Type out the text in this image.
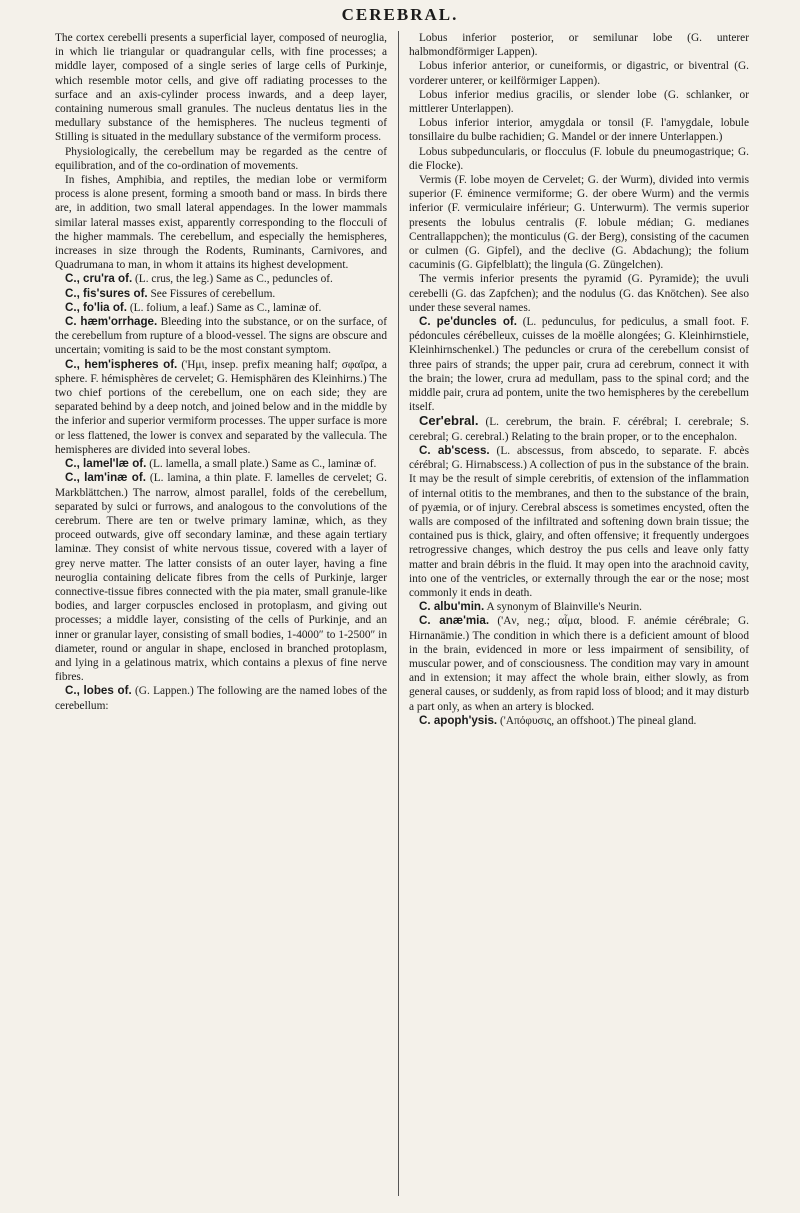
CEREBRAL.

The cortex cerebelli presents a superficial layer, composed of neuroglia, in which lie triangular or quadrangular cells, with fine processes; a middle layer, composed of a single series of large cells of Purkinje, which resemble motor cells, and give off radiating processes to the surface and an axis-cylinder process inwards, and a deep layer, containing numerous small granules. The nucleus dentatus lies in the medullary substance of the hemispheres. The nucleus tegmenti of Stilling is situated in the medullary substance of the vermiform process.

Physiologically, the cerebellum may be regarded as the centre of equilibration, and of the co-ordination of movements.

In fishes, Amphibia, and reptiles, the median lobe or vermiform process is alone present, forming a smooth band or mass. In birds there are, in addition, two small lateral appendages. In the lower mammals similar lateral masses exist, apparently corresponding to the flocculi of the higher mammals. The cerebellum, and especially the hemispheres, increases in size through the Rodents, Ruminants, Carnivores, and Quadrumana to man, in whom it attains its highest development.

C., cru'ra of. (L. crus, the leg.) Same as C., peduncles of.

C., fis'sures of. See Fissures of cerebellum.

C., fo'lia of. (L. folium, a leaf.) Same as C., laminæ of.

C. hæm'orrhage. Bleeding into the substance, or on the surface, of the cerebellum from rupture of a blood-vessel. The signs are obscure and uncertain; vomiting is said to be the most constant symptom.

C., hem'ispheres of. ('Ημι, insep. prefix meaning half; σφαῖρα, a sphere. F. hémisphères de cervelet; G. Hemisphären des Kleinhirns.) The two chief portions of the cerebellum, one on each side; they are separated behind by a deep notch, and joined below and in the middle by the inferior and superior vermiform processes. The upper surface is more or less flattened, the lower is convex and separated by the vallecula. The hemispheres are divided into several lobes.

C., lamel'læ of. (L. lamella, a small plate.) Same as C., laminæ of.

C., lam'inæ of. (L. lamina, a thin plate. F. lamelles de cervelet; G. Markblättchen.) The narrow, almost parallel, folds of the cerebellum, separated by sulci or furrows, and analogous to the convolutions of the cerebrum. There are ten or twelve primary laminæ, which, as they proceed outwards, give off secondary laminæ, and these again tertiary laminæ. They consist of white nervous tissue, covered with a layer of grey nerve matter. The latter consists of an outer layer, having a fine neuroglia containing delicate fibres from the cells of Purkinje, larger connective-tissue fibres connected with the pia mater, small granule-like bodies, and larger corpuscles enclosed in protoplasm, and giving out processes; a middle layer, consisting of the cells of Purkinje, and an inner or granular layer, consisting of small bodies, 1-4000″ to 1-2500″ in diameter, round or angular in shape, enclosed in branched protoplasm, and lying in a gelatinous matrix, which contains a plexus of fine nerve fibres.

C., lobes of. (G. Lappen.) The following are the named lobes of the cerebellum:

Lobus inferior posterior, or semilunar lobe (G. unterer halbmondförmiger Lappen).

Lobus inferior anterior, or cuneiformis, or digastric, or biventral (G. vorderer unterer, or keilförmiger Lappen).

Lobus inferior medius gracilis, or slender lobe (G. schlanker, or mittlerer Unterlappen).

Lobus inferior interior, amygdala or tonsil (F. l'amygdale, lobule tonsillaire du bulbe rachidien; G. Mandel or der innere Unterlappen.)

Lobus subpeduncularis, or flocculus (F. lobule du pneumogastrique; G. die Flocke).

Vermis (F. lobe moyen de Cervelet; G. der Wurm), divided into vermis superior (F. éminence vermiforme; G. der obere Wurm) and the vermis inferior (F. vermiculaire inférieur; G. Unterwurm). The vermis superior presents the lobulus centralis (F. lobule médian; G. medianes Centrallappchen); the monticulus (G. der Berg), consisting of the cacumen or culmen (G. Gipfel), and the declive (G. Abdachung); the folium cacuminis (G. Gipfelblatt); the lingula (G. Züngelchen).

The vermis inferior presents the pyramid (G. Pyramide); the uvuli cerebelli (G. das Zapfchen); and the nodulus (G. das Knötchen). See also under these several names.

C. pe'duncles of. (L. pedunculus, for pediculus, a small foot. F. pédoncules cérébelleux, cuisses de la moëlle alongées; G. Kleinhirnstiele, Kleinhirnschenkel.) The peduncles or crura of the cerebellum consist of three pairs of strands; the upper pair, crura ad cerebrum, connect it with the brain; the lower, crura ad medullam, pass to the spinal cord; and the middle pair, crura ad pontem, unite the two hemispheres by the cerebellum itself.

Cer'ebral. (L. cerebrum, the brain. F. cérébral; I. cerebrale; S. cerebral; G. cerebral.) Relating to the brain proper, or to the encephalon.

C. ab'scess. (L. abscessus, from abscedo, to separate. F. abcès cérébral; G. Hirnabscess.) A collection of pus in the substance of the brain. It may be the result of simple cerebritis, of extension of the inflammation of internal otitis to the membranes, and then to the substance of the brain, of pyæmia, or of injury. Cerebral abscess is sometimes encysted, often the walls are composed of the infiltrated and softening down brain tissue; the contained pus is thick, glairy, and often offensive; it frequently undergoes retrogressive changes, which destroy the pus cells and leave only fatty matter and brain débris in the fluid. It may open into the arachnoid cavity, into one of the ventricles, or externally through the ear or the nose; most commonly it ends in death.

C. albu'min. A synonym of Blainville's Neurin.

C. anæ'mia. ('Aν, neg.; αἷμα, blood. F. anémie cérébrale; G. Hirnanämie.) The condition in which there is a deficient amount of blood in the brain, evidenced in more or less impairment of sensibility, of muscular power, and of consciousness. The condition may vary in amount and in extension; it may affect the whole brain, either slowly, as from general causes, or suddenly, as from rapid loss of blood; and it may disturb a part only, as when an artery is blocked.

C. apoph'ysis. ('Aπόφυσις, an offshoot.) The pineal gland.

→ Work instruction
Only the pictures are to be left out; print everything else in the listing exactly.

→ Task solution
Type out the text in this image.
CEREBRAL.

The cortex cerebelli presents a superficial layer, composed of neuroglia, in which lie triangular or quadrangular cells, with fine processes; a middle layer, composed of a single series of large cells of Purkinje, which resemble motor cells, and give off radiating processes to the surface and an axis-cylinder process inwards, and a deep layer, containing numerous small granules. The nucleus dentatus lies in the medullary substance of the hemispheres. The nucleus tegmenti of Stilling is situated in the medullary substance of the vermiform process.

Physiologically, the cerebellum may be regarded as the centre of equilibration, and of the co-ordination of movements.

In fishes, Amphibia, and reptiles, the median lobe or vermiform process is alone present, forming a smooth band or mass. In birds there are, in addition, two small lateral appendages. In the lower mammals similar lateral masses exist, apparently corresponding to the flocculi of the higher mammals. The cerebellum, and especially the hemispheres, increases in size through the Rodents, Ruminants, Carnivores, and Quadrumana to man, in whom it attains its highest development.

C., cru'ra of. (L. crus, the leg.) Same as C., peduncles of.

C., fis'sures of. See Fissures of cerebellum.

C., fo'lia of. (L. folium, a leaf.) Same as C., laminæ of.

C. hæm'orrhage. Bleeding into the substance, or on the surface, of the cerebellum from rupture of a blood-vessel. The signs are obscure and uncertain; vomiting is said to be the most constant symptom.

C., hem'ispheres of. ('Ημι, insep. prefix meaning half; σφαῖρα, a sphere. F. hémisphères de cervelet; G. Hemisphären des Kleinhirns.) The two chief portions of the cerebellum, one on each side; they are separated behind by a deep notch, and joined below and in the middle by the inferior and superior vermiform processes. The upper surface is more or less flattened, the lower is convex and separated by the vallecula. The hemispheres are divided into several lobes.

C., lamel'læ of. (L. lamella, a small plate.) Same as C., laminæ of.

C., lam'inæ of. (L. lamina, a thin plate. F. lamelles de cervelet; G. Markblättchen.) The narrow, almost parallel, folds of the cerebellum, separated by sulci or furrows, and analogous to the convolutions of the cerebrum. There are ten or twelve primary laminæ, which, as they proceed outwards, give off secondary laminæ, and these again tertiary laminæ. They consist of white nervous tissue, covered with a layer of grey nerve matter. The latter consists of an outer layer, having a fine neuroglia containing delicate fibres from the cells of Purkinje, larger connective-tissue fibres connected with the pia mater, small granule-like bodies, and larger corpuscles enclosed in protoplasm, and giving out processes; a middle layer, consisting of the cells of Purkinje, and an inner or granular layer, consisting of small bodies, 1-4000″ to 1-2500″ in diameter, round or angular in shape, enclosed in branched protoplasm, and lying in a gelatinous matrix, which contains a plexus of fine nerve fibres.

C., lobes of. (G. Lappen.) The following are the named lobes of the cerebellum:

Lobus inferior posterior, or semilunar lobe (G. unterer halbmondförmiger Lappen).

Lobus inferior anterior, or cuneiformis, or digastric, or biventral (G. vorderer unterer, or keilförmiger Lappen).

Lobus inferior medius gracilis, or slender lobe (G. schlanker, or mittlerer Unterlappen).

Lobus inferior interior, amygdala or tonsil (F. l'amygdale, lobule tonsillaire du bulbe rachidien; G. Mandel or der innere Unterlappen.)

Lobus subpeduncularis, or flocculus (F. lobule du pneumogastrique; G. die Flocke).

Vermis (F. lobe moyen de Cervelet; G. der Wurm), divided into vermis superior (F. éminence vermiforme; G. der obere Wurm) and the vermis inferior (F. vermiculaire inférieur; G. Unterwurm). The vermis superior presents the lobulus centralis (F. lobule médian; G. medianes Centrallappchen); the monticulus (G. der Berg), consisting of the cacumen or culmen (G. Gipfel), and the declive (G. Abdachung); the folium cacuminis (G. Gipfelblatt); the lingula (G. Züngelchen).

The vermis inferior presents the pyramid (G. Pyramide); the uvuli cerebelli (G. das Zapfchen); and the nodulus (G. das Knötchen). See also under these several names.

C. pe'duncles of. (L. pedunculus, for pediculus, a small foot. F. pédoncules cérébelleux, cuisses de la moëlle alongées; G. Kleinhirnstiele, Kleinhirnschenkel.) The peduncles or crura of the cerebellum consist of three pairs of strands; the upper pair, crura ad cerebrum, connect it with the brain; the lower, crura ad medullam, pass to the spinal cord; and the middle pair, crura ad pontem, unite the two hemispheres by the cerebellum itself.

Cer'ebral. (L. cerebrum, the brain. F. cérébral; I. cerebrale; S. cerebral; G. cerebral.) Relating to the brain proper, or to the encephalon.

C. ab'scess. (L. abscessus, from abscedo, to separate. F. abcès cérébral; G. Hirnabscess.) A collection of pus in the substance of the brain. It may be the result of simple cerebritis, of extension of the inflammation of internal otitis to the membranes, and then to the substance of the brain, of pyæmia, or of injury. Cerebral abscess is sometimes encysted, often the walls are composed of the infiltrated and softening down brain tissue; the contained pus is thick, glairy, and often offensive; it frequently undergoes retrogressive changes, which destroy the pus cells and leave only fatty matter and brain débris in the fluid. It may open into the arachnoid cavity, into one of the ventricles, or externally through the ear or the nose; most commonly it ends in death.

C. albu'min. A synonym of Blainville's Neurin.

C. anæ'mia. ('Aν, neg.; αἷμα, blood. F. anémie cérébrale; G. Hirnanämie.) The condition in which there is a deficient amount of blood in the brain, evidenced in more or less impairment of sensibility, of muscular power, and of consciousness. The condition may vary in amount and in extension; it may affect the whole brain, either slowly, as from general causes, or suddenly, as from rapid loss of blood; and it may disturb a part only, as when an artery is blocked.

C. apoph'ysis. ('Aπόφυσις, an offshoot.) The pineal gland.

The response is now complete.